Given exercise: From the listing below, count the lines where the string "screenshot" occurs. Give the number, with no other words.

Source data:
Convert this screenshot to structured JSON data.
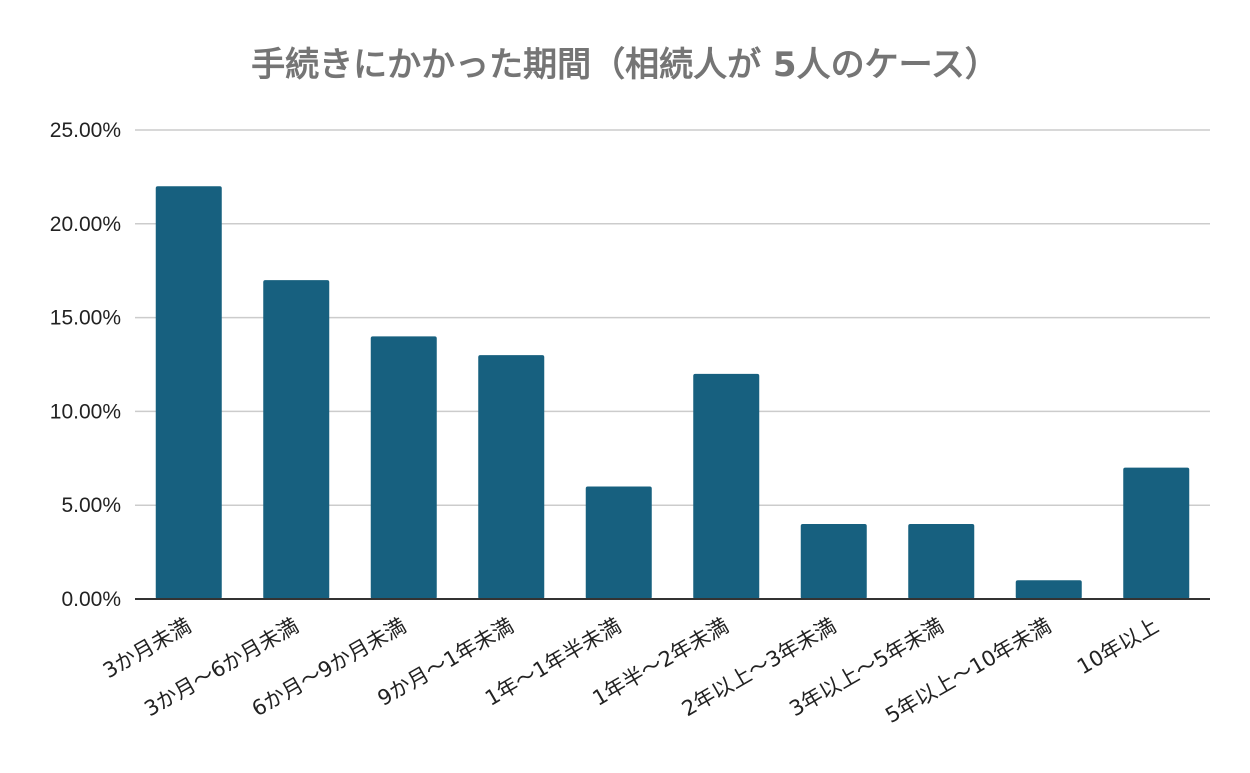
{
  "chart_data": {
    "type": "bar",
    "title": "手続きにかかった期間（相続人が 5人のケース）",
    "xlabel": "",
    "ylabel": "",
    "categories": [
      "3か月未満",
      "3か月〜6か月未満",
      "6か月〜9か月未満",
      "9か月〜1年未満",
      "1年〜1年半未満",
      "1年半〜2年未満",
      "2年以上〜3年未満",
      "3年以上〜5年未満",
      "5年以上〜10年未満",
      "10年以上"
    ],
    "values": [
      22,
      17,
      14,
      13,
      6,
      12,
      4,
      4,
      1,
      7
    ],
    "ylim": [
      0,
      25
    ],
    "yticks": [
      0,
      5,
      10,
      15,
      20,
      25
    ],
    "ytick_labels": [
      "0.00%",
      "5.00%",
      "10.00%",
      "15.00%",
      "20.00%",
      "25.00%"
    ],
    "grid": true,
    "legend": "none",
    "bar_color": "#17607f"
  }
}
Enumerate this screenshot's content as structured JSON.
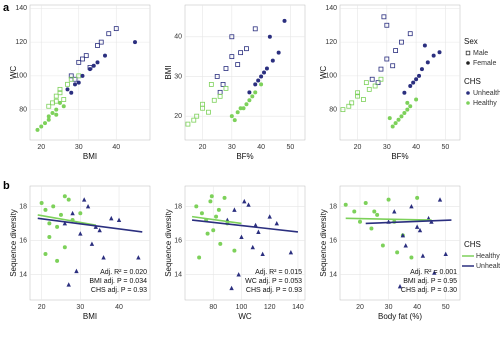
{
  "panel_labels": [
    "a",
    "b"
  ],
  "legends": [
    {
      "title": "Sex",
      "items": [
        {
          "name": "Male",
          "marker": "open-square",
          "color": "#333333"
        },
        {
          "name": "Female",
          "marker": "circle",
          "color": "#222222"
        }
      ]
    },
    {
      "title": "CHS",
      "items": [
        {
          "name": "Unhealthy",
          "marker": "circle",
          "color": "#2b2f7f"
        },
        {
          "name": "Healthy",
          "marker": "circle",
          "color": "#7dd15a"
        }
      ]
    },
    {
      "title": "CHS",
      "items": [
        {
          "name": "Healthy",
          "marker": "line",
          "color": "#7dd15a"
        },
        {
          "name": "Unhealthy",
          "marker": "line",
          "color": "#2b2f7f"
        }
      ]
    }
  ],
  "chart_data": [
    {
      "type": "scatter",
      "x_label": "BMI",
      "y_label": "WC",
      "xlim": [
        17,
        49
      ],
      "ylim": [
        62,
        142
      ],
      "xticks": [
        20,
        30,
        40
      ],
      "yticks": [
        80,
        100,
        120,
        140
      ],
      "grid": true,
      "series": [
        {
          "marker": "open-square",
          "color": "#2b2f7f",
          "x": [
            28,
            30,
            32,
            35,
            38,
            33,
            29,
            36,
            40,
            31
          ],
          "y": [
            100,
            108,
            112,
            118,
            125,
            105,
            98,
            120,
            128,
            110
          ]
        },
        {
          "marker": "open-square",
          "color": "#7dd15a",
          "x": [
            22,
            24,
            25,
            27,
            26,
            23,
            28,
            30,
            25,
            24
          ],
          "y": [
            82,
            88,
            90,
            95,
            86,
            84,
            98,
            100,
            92,
            85
          ]
        },
        {
          "marker": "circle",
          "color": "#2b2f7f",
          "x": [
            27,
            29,
            31,
            33,
            35,
            37,
            30,
            28,
            45,
            34
          ],
          "y": [
            92,
            95,
            100,
            104,
            108,
            112,
            96,
            90,
            120,
            106
          ]
        },
        {
          "marker": "circle",
          "color": "#7dd15a",
          "x": [
            20,
            21,
            22,
            23,
            24,
            25,
            22,
            26,
            19,
            24
          ],
          "y": [
            70,
            72,
            76,
            78,
            80,
            84,
            74,
            82,
            68,
            77
          ]
        }
      ]
    },
    {
      "type": "scatter",
      "x_label": "BF%",
      "y_label": "BMI",
      "xlim": [
        14,
        55
      ],
      "ylim": [
        14,
        48
      ],
      "xticks": [
        20,
        30,
        40,
        50
      ],
      "yticks": [
        20,
        30,
        40
      ],
      "grid": true,
      "series": [
        {
          "marker": "open-square",
          "color": "#2b2f7f",
          "x": [
            25,
            28,
            30,
            32,
            27,
            35,
            30,
            33,
            26,
            38
          ],
          "y": [
            30,
            32,
            35,
            33,
            28,
            37,
            40,
            36,
            26,
            42
          ]
        },
        {
          "marker": "open-square",
          "color": "#7dd15a",
          "x": [
            15,
            18,
            20,
            22,
            24,
            17,
            26,
            28,
            20,
            23
          ],
          "y": [
            18,
            20,
            22,
            21,
            24,
            19,
            25,
            27,
            23,
            28
          ]
        },
        {
          "marker": "circle",
          "color": "#2b2f7f",
          "x": [
            36,
            38,
            40,
            42,
            44,
            46,
            39,
            41,
            43,
            48
          ],
          "y": [
            26,
            28,
            30,
            32,
            34,
            36,
            29,
            31,
            40,
            44
          ]
        },
        {
          "marker": "circle",
          "color": "#7dd15a",
          "x": [
            30,
            32,
            34,
            36,
            35,
            38,
            33,
            37,
            31,
            40
          ],
          "y": [
            20,
            21,
            22,
            24,
            23,
            26,
            22,
            25,
            19,
            28
          ]
        }
      ]
    },
    {
      "type": "scatter",
      "x_label": "BF%",
      "y_label": "WC",
      "xlim": [
        14,
        55
      ],
      "ylim": [
        62,
        142
      ],
      "xticks": [
        20,
        30,
        40,
        50
      ],
      "yticks": [
        80,
        100,
        120,
        140
      ],
      "grid": true,
      "series": [
        {
          "marker": "open-square",
          "color": "#2b2f7f",
          "x": [
            25,
            28,
            30,
            32,
            27,
            35,
            30,
            33,
            29,
            38
          ],
          "y": [
            98,
            104,
            110,
            106,
            96,
            120,
            130,
            115,
            135,
            125
          ]
        },
        {
          "marker": "open-square",
          "color": "#7dd15a",
          "x": [
            15,
            18,
            20,
            22,
            24,
            17,
            26,
            28,
            20,
            23
          ],
          "y": [
            80,
            84,
            88,
            86,
            92,
            82,
            94,
            98,
            90,
            96
          ]
        },
        {
          "marker": "circle",
          "color": "#2b2f7f",
          "x": [
            36,
            38,
            40,
            42,
            44,
            46,
            39,
            41,
            43,
            48
          ],
          "y": [
            90,
            94,
            98,
            104,
            108,
            112,
            96,
            100,
            118,
            114
          ]
        },
        {
          "marker": "circle",
          "color": "#7dd15a",
          "x": [
            32,
            34,
            35,
            36,
            37,
            38,
            33,
            37,
            31,
            40
          ],
          "y": [
            70,
            74,
            76,
            78,
            80,
            82,
            72,
            84,
            75,
            86
          ]
        }
      ]
    },
    {
      "type": "scatter",
      "x_label": "BMI",
      "y_label": "Sequence diversity",
      "xlim": [
        17,
        48
      ],
      "ylim": [
        12.5,
        19.2
      ],
      "xticks": [
        20,
        30,
        40
      ],
      "yticks": [
        14,
        16,
        18
      ],
      "grid": true,
      "series": [
        {
          "marker": "circle",
          "color": "#7dd15a",
          "x": [
            20,
            21,
            22,
            23,
            24,
            25,
            26,
            27,
            28,
            22,
            24,
            30,
            21,
            26
          ],
          "y": [
            18.2,
            17.8,
            17.0,
            18.0,
            16.8,
            17.5,
            15.6,
            18.4,
            17.2,
            16.2,
            14.8,
            17.6,
            15.2,
            18.6
          ]
        },
        {
          "marker": "triangle",
          "color": "#2b2f7f",
          "x": [
            26,
            28,
            30,
            32,
            34,
            36,
            38,
            29,
            31,
            33,
            35,
            40,
            45,
            27
          ],
          "y": [
            17.0,
            17.6,
            16.4,
            18.0,
            16.8,
            15.0,
            17.3,
            14.2,
            18.4,
            15.8,
            16.6,
            17.2,
            15.0,
            13.4
          ]
        }
      ],
      "fits": [
        {
          "color": "#7dd15a",
          "x": [
            19,
            34
          ],
          "y": [
            17.5,
            16.9
          ]
        },
        {
          "color": "#2b2f7f",
          "x": [
            19,
            46
          ],
          "y": [
            17.3,
            16.5
          ]
        }
      ],
      "annotations": [
        "Adj. R² = 0.020",
        "BMI adj. P = 0.034",
        "CHS adj. P = 0.93"
      ]
    },
    {
      "type": "scatter",
      "x_label": "WC",
      "y_label": "Sequence diversity",
      "xlim": [
        60,
        145
      ],
      "ylim": [
        12.5,
        19.2
      ],
      "xticks": [
        80,
        100,
        120,
        140
      ],
      "yticks": [
        14,
        16,
        18
      ],
      "grid": true,
      "series": [
        {
          "marker": "circle",
          "color": "#7dd15a",
          "x": [
            68,
            72,
            75,
            78,
            80,
            82,
            85,
            88,
            90,
            76,
            70,
            84,
            95,
            79
          ],
          "y": [
            18.0,
            17.6,
            17.2,
            18.3,
            16.6,
            17.4,
            15.8,
            18.5,
            17.0,
            16.4,
            15.0,
            17.8,
            15.4,
            18.6
          ]
        },
        {
          "marker": "triangle",
          "color": "#2b2f7f",
          "x": [
            90,
            95,
            100,
            105,
            110,
            115,
            120,
            98,
            102,
            108,
            112,
            125,
            135,
            93
          ],
          "y": [
            17.2,
            17.8,
            16.2,
            18.1,
            16.9,
            15.2,
            17.4,
            14.0,
            18.3,
            15.6,
            16.5,
            17.0,
            15.3,
            13.2
          ]
        }
      ],
      "fits": [
        {
          "color": "#7dd15a",
          "x": [
            65,
            100
          ],
          "y": [
            17.4,
            17.0
          ]
        },
        {
          "color": "#2b2f7f",
          "x": [
            65,
            140
          ],
          "y": [
            17.2,
            16.5
          ]
        }
      ],
      "annotations": [
        "Adj. R² = 0.015",
        "WC adj. P = 0.053",
        "CHS adj. P = 0.93"
      ]
    },
    {
      "type": "scatter",
      "x_label": "Body fat (%)",
      "y_label": "Sequence diversity",
      "xlim": [
        13,
        55
      ],
      "ylim": [
        12.5,
        19.2
      ],
      "xticks": [
        20,
        30,
        40,
        50
      ],
      "yticks": [
        14,
        16,
        18
      ],
      "grid": true,
      "series": [
        {
          "marker": "circle",
          "color": "#7dd15a",
          "x": [
            15,
            18,
            20,
            22,
            24,
            26,
            28,
            30,
            32,
            35,
            38,
            25,
            33,
            40
          ],
          "y": [
            18.1,
            17.7,
            17.1,
            18.2,
            16.7,
            17.5,
            15.7,
            18.4,
            17.1,
            16.3,
            15.0,
            17.7,
            15.3,
            18.5
          ]
        },
        {
          "marker": "triangle",
          "color": "#2b2f7f",
          "x": [
            30,
            32,
            35,
            38,
            40,
            42,
            44,
            46,
            48,
            36,
            41,
            45,
            50,
            34
          ],
          "y": [
            17.1,
            17.7,
            16.3,
            18.0,
            16.8,
            15.1,
            17.3,
            14.1,
            18.4,
            15.7,
            16.6,
            17.1,
            15.2,
            13.3
          ]
        }
      ],
      "fits": [
        {
          "color": "#7dd15a",
          "x": [
            15,
            45
          ],
          "y": [
            17.3,
            17.2
          ]
        },
        {
          "color": "#2b2f7f",
          "x": [
            22,
            52
          ],
          "y": [
            17.0,
            17.2
          ]
        }
      ],
      "annotations": [
        "Adj. R² = 0.001",
        "BMI adj. P = 0.95",
        "CHS adj. P = 0.30"
      ]
    }
  ]
}
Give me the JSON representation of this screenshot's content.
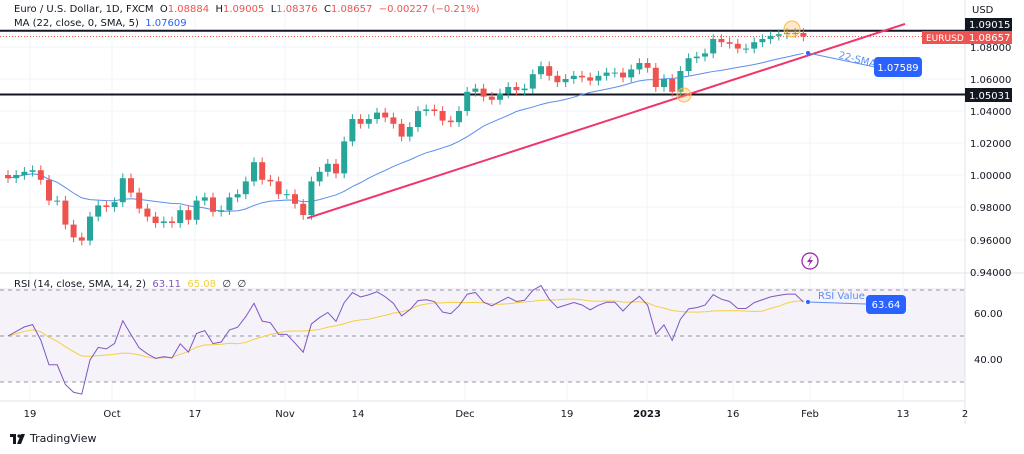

Full response: 3